To be done: Below is a block of records: output all of them exactly and leave out the pictures.

============================================================

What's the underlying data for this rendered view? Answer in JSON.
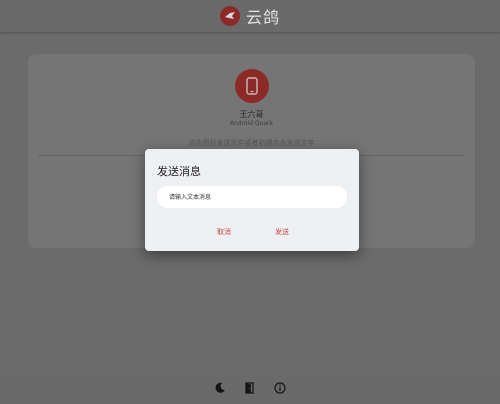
{
  "header": {
    "title": "云鸽",
    "logo_icon": "pigeon-logo-icon"
  },
  "device": {
    "icon": "smartphone-icon",
    "name": "王六哥",
    "subtitle": "Android Quark",
    "hint": "点击图标发送文件或者右键点击发送文字"
  },
  "dialog": {
    "title": "发送消息",
    "input_value": "",
    "input_placeholder": "请输入文本消息",
    "cancel_label": "取消",
    "send_label": "发送"
  },
  "bottom_bar": {
    "icons": [
      "moon-icon",
      "door-icon",
      "info-icon"
    ]
  },
  "colors": {
    "accent": "#c84940",
    "logo_red": "#8c2a28",
    "overlay": "#6b6b6b",
    "dialog_bg": "#eef0f4"
  }
}
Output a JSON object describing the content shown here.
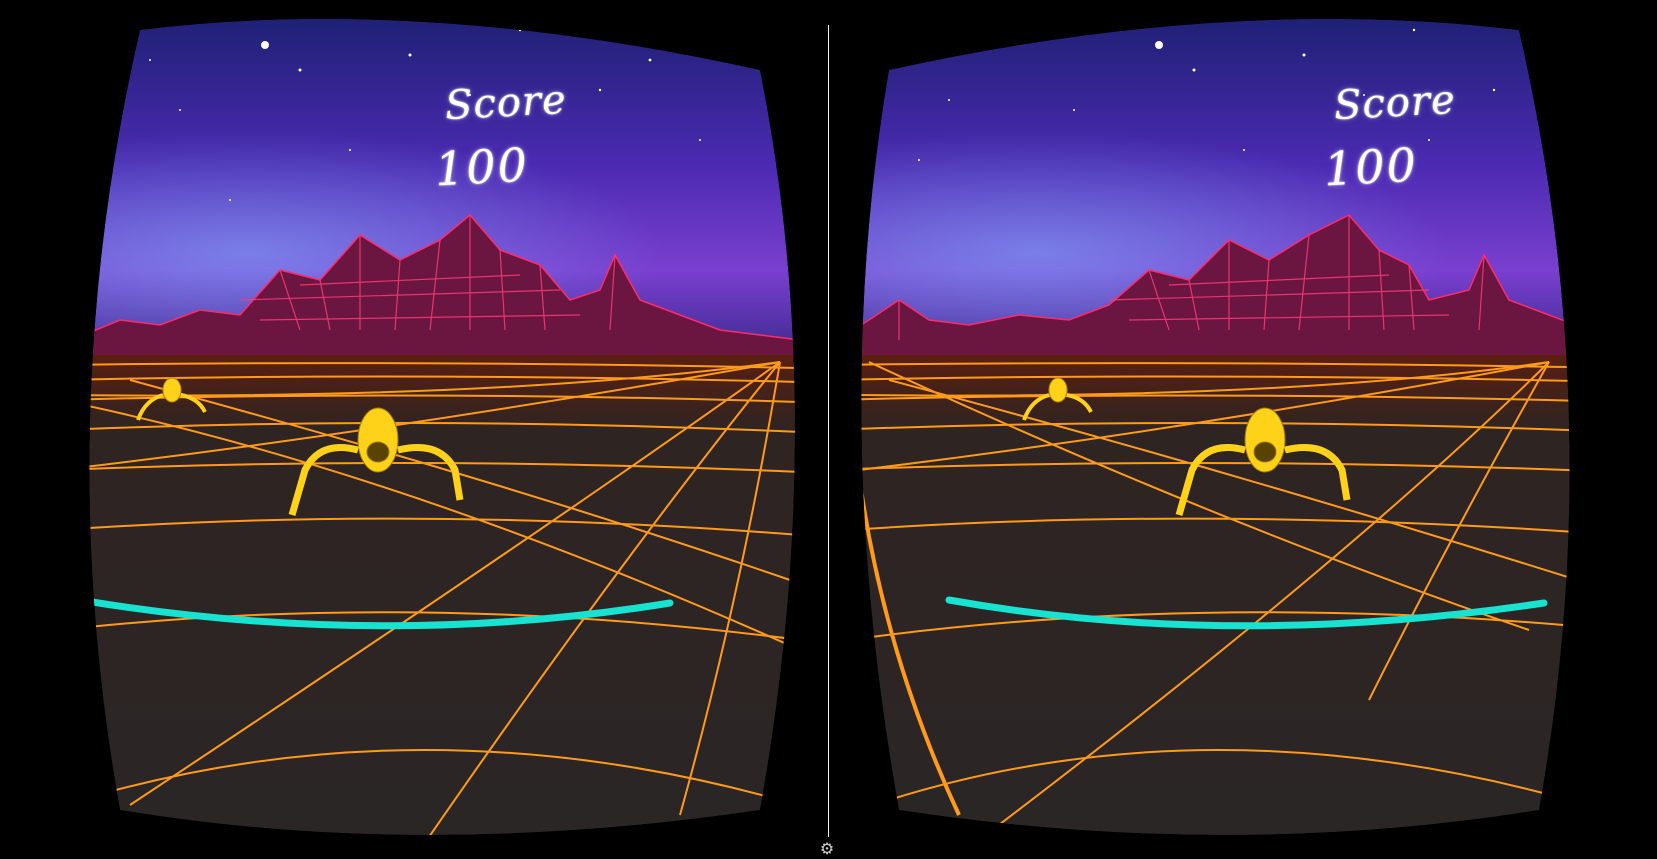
{
  "hud": {
    "score_label": "Score",
    "score_value": "100"
  },
  "icons": {
    "settings": "gear-icon"
  },
  "colors": {
    "grid": "#ff9a1a",
    "ground": "#2a2626",
    "mountains": "#ff2a6a",
    "sky_top": "#1a1f6e",
    "sky_mid": "#5a2fc0",
    "arc": "#17e3d0",
    "spider": "#ffd21a"
  }
}
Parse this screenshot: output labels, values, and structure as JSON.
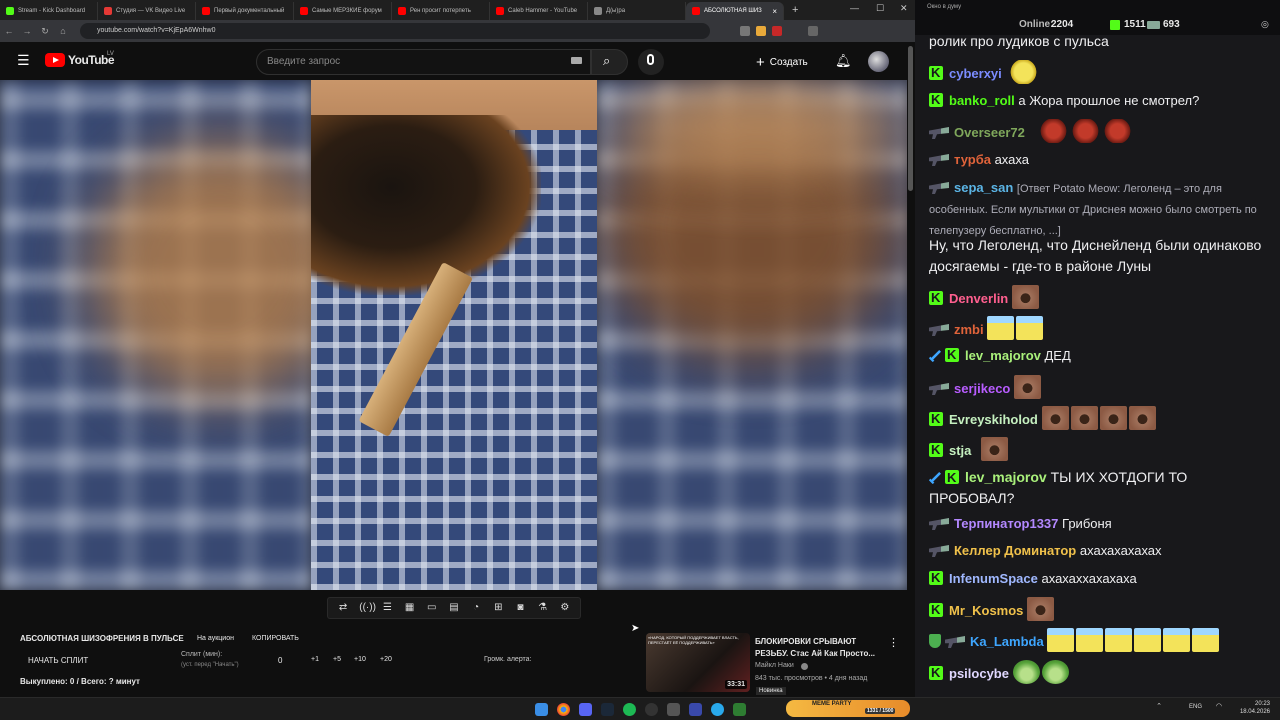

============================================================

Response:
What's the underlying data for this rendered view? Answer in JSON.
{
  "header": {
    "title": "云鸽",
    "logo_icon": "pigeon-logo-icon"
  },
  "device": {
    "icon": "smartphone-icon",
    "name": "王六哥",
    "subtitle": "Android Quark",
    "hint": "点击图标发送文件或者右键点击发送文字"
  },
  "dialog": {
    "title": "发送消息",
    "input_value": "",
    "input_placeholder": "请输入文本消息",
    "cancel_label": "取消",
    "send_label": "发送"
  },
  "bottom_bar": {
    "icons": [
      "moon-icon",
      "door-icon",
      "info-icon"
    ]
  },
  "colors": {
    "accent": "#c84940",
    "logo_red": "#8c2a28",
    "overlay": "#6b6b6b",
    "dialog_bg": "#eef0f4"
  }
}
Output a JSON object describing the content shown here.
{
  "hud": {
    "score_label": "Score",
    "score_value": "100"
  },
  "icons": {
    "settings": "gear-icon"
  },
  "colors": {
    "grid": "#ff9a1a",
    "ground": "#2a2626",
    "mountains": "#ff2a6a",
    "sky_top": "#1a1f6e",
    "sky_mid": "#5a2fc0",
    "arc": "#17e3d0",
    "spider": "#ffd21a"
  }
}
Parse this screenshot: output labels, values, and structure as JSON.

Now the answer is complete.